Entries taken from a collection

******

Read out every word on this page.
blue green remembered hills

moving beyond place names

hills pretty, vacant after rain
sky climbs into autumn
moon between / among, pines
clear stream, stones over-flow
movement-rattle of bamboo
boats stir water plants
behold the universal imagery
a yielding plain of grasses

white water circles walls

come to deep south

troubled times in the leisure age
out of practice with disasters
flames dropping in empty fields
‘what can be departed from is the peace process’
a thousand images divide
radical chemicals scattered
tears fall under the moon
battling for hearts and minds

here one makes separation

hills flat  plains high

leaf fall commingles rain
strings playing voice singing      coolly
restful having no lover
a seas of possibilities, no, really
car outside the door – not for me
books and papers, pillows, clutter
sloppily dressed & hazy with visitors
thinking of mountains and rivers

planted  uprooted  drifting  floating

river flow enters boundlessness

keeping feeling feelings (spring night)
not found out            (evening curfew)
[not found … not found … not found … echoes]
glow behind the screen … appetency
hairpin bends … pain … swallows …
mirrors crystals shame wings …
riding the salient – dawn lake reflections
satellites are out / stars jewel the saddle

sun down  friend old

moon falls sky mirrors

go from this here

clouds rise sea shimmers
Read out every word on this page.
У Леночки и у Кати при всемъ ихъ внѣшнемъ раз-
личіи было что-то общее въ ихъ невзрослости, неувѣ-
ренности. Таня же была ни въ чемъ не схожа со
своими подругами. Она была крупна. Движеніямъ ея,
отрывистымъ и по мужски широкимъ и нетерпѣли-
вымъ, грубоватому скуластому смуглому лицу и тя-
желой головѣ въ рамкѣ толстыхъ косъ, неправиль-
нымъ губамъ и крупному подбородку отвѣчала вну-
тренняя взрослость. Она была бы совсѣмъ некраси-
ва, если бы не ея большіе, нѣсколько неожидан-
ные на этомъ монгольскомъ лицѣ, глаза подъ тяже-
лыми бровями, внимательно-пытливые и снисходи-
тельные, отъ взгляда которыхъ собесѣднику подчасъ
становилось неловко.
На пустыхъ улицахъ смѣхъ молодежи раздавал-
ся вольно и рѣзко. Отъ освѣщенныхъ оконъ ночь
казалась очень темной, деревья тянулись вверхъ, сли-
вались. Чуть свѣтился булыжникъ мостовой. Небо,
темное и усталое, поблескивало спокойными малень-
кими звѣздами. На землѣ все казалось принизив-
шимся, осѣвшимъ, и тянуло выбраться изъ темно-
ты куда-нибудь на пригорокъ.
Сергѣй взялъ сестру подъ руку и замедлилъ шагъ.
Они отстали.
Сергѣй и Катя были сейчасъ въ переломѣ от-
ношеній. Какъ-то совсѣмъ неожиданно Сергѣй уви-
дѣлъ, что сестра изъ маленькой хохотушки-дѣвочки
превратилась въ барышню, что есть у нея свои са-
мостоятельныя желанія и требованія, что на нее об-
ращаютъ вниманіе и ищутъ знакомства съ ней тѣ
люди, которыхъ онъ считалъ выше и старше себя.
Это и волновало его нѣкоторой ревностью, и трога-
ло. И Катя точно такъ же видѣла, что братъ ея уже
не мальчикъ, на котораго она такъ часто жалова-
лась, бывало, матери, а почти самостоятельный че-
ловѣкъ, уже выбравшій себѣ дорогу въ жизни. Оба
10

******

--- EXERCISE TASK ---
Check each line of the records for the word "mirrors", and show the lines that contain it.

--- THE SOLUTION ---
mirrors crystals shame wings …
moon falls sky mirrors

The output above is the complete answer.